▼▼▼
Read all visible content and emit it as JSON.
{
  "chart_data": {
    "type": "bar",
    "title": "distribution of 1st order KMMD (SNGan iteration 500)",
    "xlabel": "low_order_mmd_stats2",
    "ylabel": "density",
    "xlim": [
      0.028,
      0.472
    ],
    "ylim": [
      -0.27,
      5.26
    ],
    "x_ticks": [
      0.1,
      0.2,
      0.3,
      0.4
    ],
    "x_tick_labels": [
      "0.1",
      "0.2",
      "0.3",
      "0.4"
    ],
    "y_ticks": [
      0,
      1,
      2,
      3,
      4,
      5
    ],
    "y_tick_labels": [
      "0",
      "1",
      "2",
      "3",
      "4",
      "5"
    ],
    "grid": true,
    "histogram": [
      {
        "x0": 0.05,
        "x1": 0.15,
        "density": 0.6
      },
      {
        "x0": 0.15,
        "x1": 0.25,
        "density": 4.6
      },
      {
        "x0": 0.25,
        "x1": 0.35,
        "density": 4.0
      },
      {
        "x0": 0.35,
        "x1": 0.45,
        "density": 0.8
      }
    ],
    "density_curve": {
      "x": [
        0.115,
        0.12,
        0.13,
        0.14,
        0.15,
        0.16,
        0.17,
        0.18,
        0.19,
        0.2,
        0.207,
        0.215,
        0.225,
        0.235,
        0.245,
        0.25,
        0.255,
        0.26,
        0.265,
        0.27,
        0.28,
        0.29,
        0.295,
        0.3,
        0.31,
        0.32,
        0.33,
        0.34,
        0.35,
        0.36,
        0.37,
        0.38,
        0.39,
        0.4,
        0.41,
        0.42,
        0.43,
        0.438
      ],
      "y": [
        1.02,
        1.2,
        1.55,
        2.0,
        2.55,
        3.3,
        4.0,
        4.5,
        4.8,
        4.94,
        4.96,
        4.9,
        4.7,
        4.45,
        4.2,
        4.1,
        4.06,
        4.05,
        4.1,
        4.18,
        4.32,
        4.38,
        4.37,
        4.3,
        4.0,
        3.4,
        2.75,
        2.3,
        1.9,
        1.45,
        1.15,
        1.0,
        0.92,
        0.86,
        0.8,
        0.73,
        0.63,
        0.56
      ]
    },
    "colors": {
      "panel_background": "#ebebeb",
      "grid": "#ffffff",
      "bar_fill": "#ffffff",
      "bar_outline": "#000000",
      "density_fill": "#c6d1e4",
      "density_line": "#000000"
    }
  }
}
▲▲▲
# [Exercise goal]
Would you restate each of the entries word for word?

# [Finished task]
Read all visible content and emit it as JSON.
{
  "chart_data": {
    "type": "bar",
    "title": "distribution of 1st order KMMD (SNGan iteration 500)",
    "xlabel": "low_order_mmd_stats2",
    "ylabel": "density",
    "xlim": [
      0.028,
      0.472
    ],
    "ylim": [
      -0.27,
      5.26
    ],
    "x_ticks": [
      0.1,
      0.2,
      0.3,
      0.4
    ],
    "x_tick_labels": [
      "0.1",
      "0.2",
      "0.3",
      "0.4"
    ],
    "y_ticks": [
      0,
      1,
      2,
      3,
      4,
      5
    ],
    "y_tick_labels": [
      "0",
      "1",
      "2",
      "3",
      "4",
      "5"
    ],
    "grid": true,
    "histogram": [
      {
        "x0": 0.05,
        "x1": 0.15,
        "density": 0.6
      },
      {
        "x0": 0.15,
        "x1": 0.25,
        "density": 4.6
      },
      {
        "x0": 0.25,
        "x1": 0.35,
        "density": 4.0
      },
      {
        "x0": 0.35,
        "x1": 0.45,
        "density": 0.8
      }
    ],
    "density_curve": {
      "x": [
        0.115,
        0.12,
        0.13,
        0.14,
        0.15,
        0.16,
        0.17,
        0.18,
        0.19,
        0.2,
        0.207,
        0.215,
        0.225,
        0.235,
        0.245,
        0.25,
        0.255,
        0.26,
        0.265,
        0.27,
        0.28,
        0.29,
        0.295,
        0.3,
        0.31,
        0.32,
        0.33,
        0.34,
        0.35,
        0.36,
        0.37,
        0.38,
        0.39,
        0.4,
        0.41,
        0.42,
        0.43,
        0.438
      ],
      "y": [
        1.02,
        1.2,
        1.55,
        2.0,
        2.55,
        3.3,
        4.0,
        4.5,
        4.8,
        4.94,
        4.96,
        4.9,
        4.7,
        4.45,
        4.2,
        4.1,
        4.06,
        4.05,
        4.1,
        4.18,
        4.32,
        4.38,
        4.37,
        4.3,
        4.0,
        3.4,
        2.75,
        2.3,
        1.9,
        1.45,
        1.15,
        1.0,
        0.92,
        0.86,
        0.8,
        0.73,
        0.63,
        0.56
      ]
    },
    "colors": {
      "panel_background": "#ebebeb",
      "grid": "#ffffff",
      "bar_fill": "#ffffff",
      "bar_outline": "#000000",
      "density_fill": "#c6d1e4",
      "density_line": "#000000"
    }
  }
}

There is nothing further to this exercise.